#### [Verilen Görev A]
Kayıtlardaki "svg-text:TYPE E: TYPE E [191, 672, 207, 677]" ifadesini içeren satırdan "svg-text:bwnr. 14: bwnr." ifadesini içeren satıra kadar olan satırları, her iki satır da dâhil olmak üzere, hiçbir değişiklik yapmadan aktarınız.

#### [Okuma Metni]
İslâm Dînindeki Ba’zı Husûsiyetler ve Güzellikler
“İslâm”, lüğatte, “sulh ve sükûnet, selâmet, barış ve tek olan Allah’a, kendini tamâmıyle teslîm etmek” demektir.
İlmî bir ıstılâh ya’nî bir terim olarak ise; “Allahü teâlânın, Cebrâil ismindeki melek vâsıtasıyle, sevgili Peygamberi Muhammed aleyhisselâma gönderdiği, insanların dünyâda ve âhirette râhat ve mes’ûd olmalarını sağlayan usûl ve kâideler” olarak ta’rîf edilir. İslâmiyet, mîlâdî 610 senesinde Mekke-i mükerreme’de Sevgili Peygamberimiz Muhammed aleyhisselâma, Allahü teâlâ tarafından gönderilmeye başlanmış, bu vahiyler 23 sene sürmüştür.
İslâm dîni, Hazret-i Muhammed (aleyhisselâm), bu dîni bildirmeye başlayıncaya kadar gelmiş-geçmiş olan bütün Peygamberleri tanır. Bunların hepsinin sevilmesini, hürmetle anılmasını ve hepsine inanılmasını emreder.

#### [Verilen Görev B]
İslâm dini hakkındaki metne göre aşağıdaki soruları cevaplayınız.
(i) Terim anlamındaki ta'rîfe göre Allahü teâlâ, usûl ve kâideleri hangi melek vâsıtasıyle göndermiştir?
(ii) İslâmiyet mîlâdî hangi senede ve nerede gönderilmeye başlanmıştır?
(iii) İslâm dini hangi Peygamberleri tanır?

#### [Kayıt Alıntıları]
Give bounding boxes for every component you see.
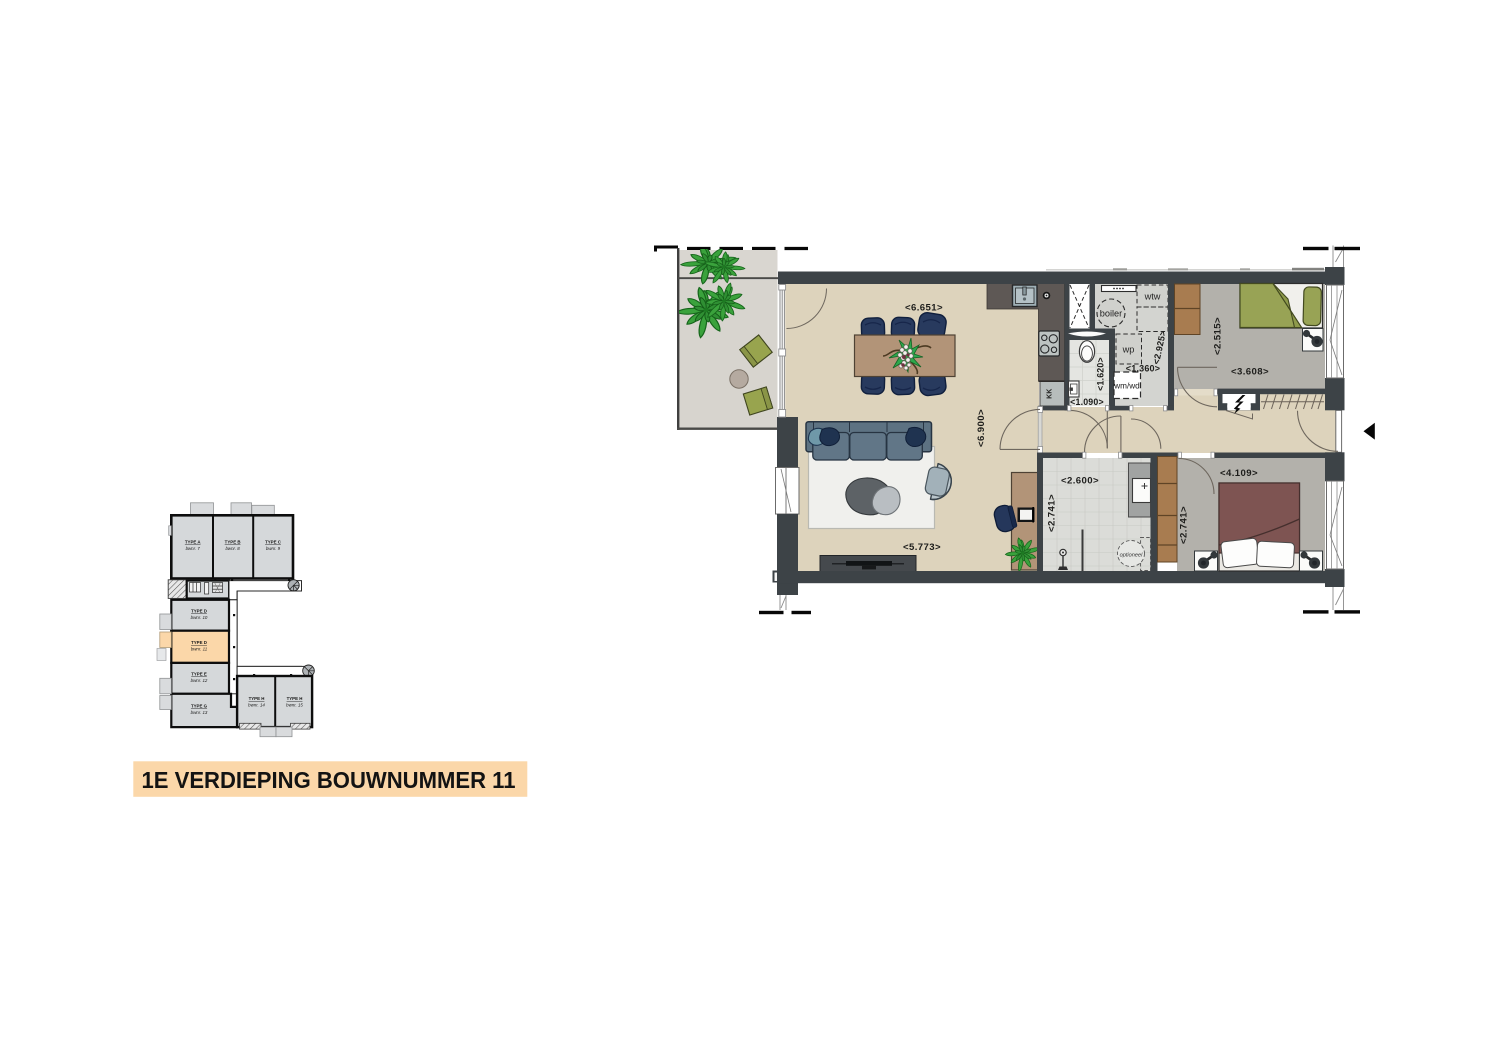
svg-text:TYPE E: TYPE E [191, 672, 207, 677]
svg-text:bwnr. 9: bwnr. 9 [266, 546, 281, 551]
svg-text:bwnr. 11: bwnr. 11 [191, 647, 208, 652]
svg-text:<1.090>: <1.090> [1070, 397, 1104, 407]
svg-text:wp: wp [1122, 345, 1135, 355]
svg-text:bwnr. 13: bwnr. 13 [191, 710, 208, 715]
svg-text:TYPE H: TYPE H [249, 696, 265, 701]
svg-text:bwnr. 7: bwnr. 7 [186, 546, 201, 551]
svg-text:boiler: boiler [1100, 309, 1122, 319]
svg-text:<2.741>: <2.741> [1179, 506, 1190, 544]
svg-text:<3.608>: <3.608> [1231, 367, 1269, 378]
svg-text:<5.773>: <5.773> [903, 542, 941, 553]
svg-text:KK: KK [1047, 389, 1054, 399]
svg-text:bwnr. 14: bwnr. 14 [248, 703, 265, 708]
svg-text:<4.109>: <4.109> [1220, 468, 1258, 479]
svg-text:TYPE G: TYPE G [191, 704, 208, 709]
svg-text:<2.600>: <2.600> [1061, 476, 1099, 487]
svg-text:<6.651>: <6.651> [905, 303, 943, 314]
svg-text:<1.620>: <1.620> [1096, 357, 1106, 391]
svg-text:bwnr. 8: bwnr. 8 [225, 546, 240, 551]
svg-text:TYPE C: TYPE C [265, 540, 282, 545]
svg-text:<2.741>: <2.741> [1047, 494, 1058, 532]
svg-text:bwnr. 15: bwnr. 15 [286, 703, 303, 708]
svg-text:1E VERDIEPING BOUWNUMMER 11: 1E VERDIEPING BOUWNUMMER 11 [142, 767, 516, 793]
svg-text:TYPE D: TYPE D [191, 640, 207, 645]
svg-text:wtw: wtw [1144, 292, 1161, 302]
svg-text:TYPE A: TYPE A [185, 540, 202, 545]
svg-text:TYPE D: TYPE D [191, 609, 207, 614]
svg-text:wm/wd: wm/wd [1113, 382, 1140, 391]
svg-text:bwnr. 12: bwnr. 12 [191, 678, 208, 683]
svg-text:optioneel: optioneel [1120, 553, 1143, 559]
svg-text:<6.900>: <6.900> [976, 409, 987, 447]
svg-text:TYPE H: TYPE H [287, 696, 303, 701]
svg-text:TYPE B: TYPE B [225, 540, 241, 545]
svg-text:bwnr. 10: bwnr. 10 [191, 615, 208, 620]
svg-text:<2.515>: <2.515> [1213, 317, 1224, 355]
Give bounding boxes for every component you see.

#### [Beklenen Çıktı A]
svg-text:TYPE E: TYPE E [191, 672, 207, 677]
svg-text:bwnr. 9: bwnr. 9 [266, 546, 281, 551]
svg-text:bwnr. 11: bwnr. 11 [191, 647, 208, 652]
svg-text:<1.090>: <1.090> [1070, 397, 1104, 407]
svg-text:wp: wp [1122, 345, 1135, 355]
svg-text:bwnr. 13: bwnr. 13 [191, 710, 208, 715]
svg-text:TYPE H: TYPE H [249, 696, 265, 701]
svg-text:bwnr. 7: bwnr. 7 [186, 546, 201, 551]
svg-text:boiler: boiler [1100, 309, 1122, 319]
svg-text:<2.741>: <2.741> [1179, 506, 1190, 544]
svg-text:<3.608>: <3.608> [1231, 367, 1269, 378]
svg-text:<5.773>: <5.773> [903, 542, 941, 553]
svg-text:KK: KK [1047, 389, 1054, 399]
svg-text:bwnr. 14: bwnr. 14 [248, 703, 265, 708]

#### [Beklenen Çıktı B]
(i) Cebrâil ismindeki melek vâsıtasıyle.
(ii) Mîlâdî 610 senesinde, Mekke-i mükerreme'de.
(iii) Hazret-i Muhammed (aleyhisselâm) bu dini bildirmeye başlayıncaya kadar gelmiş geçmiş olan bütün Peygamberleri tanır.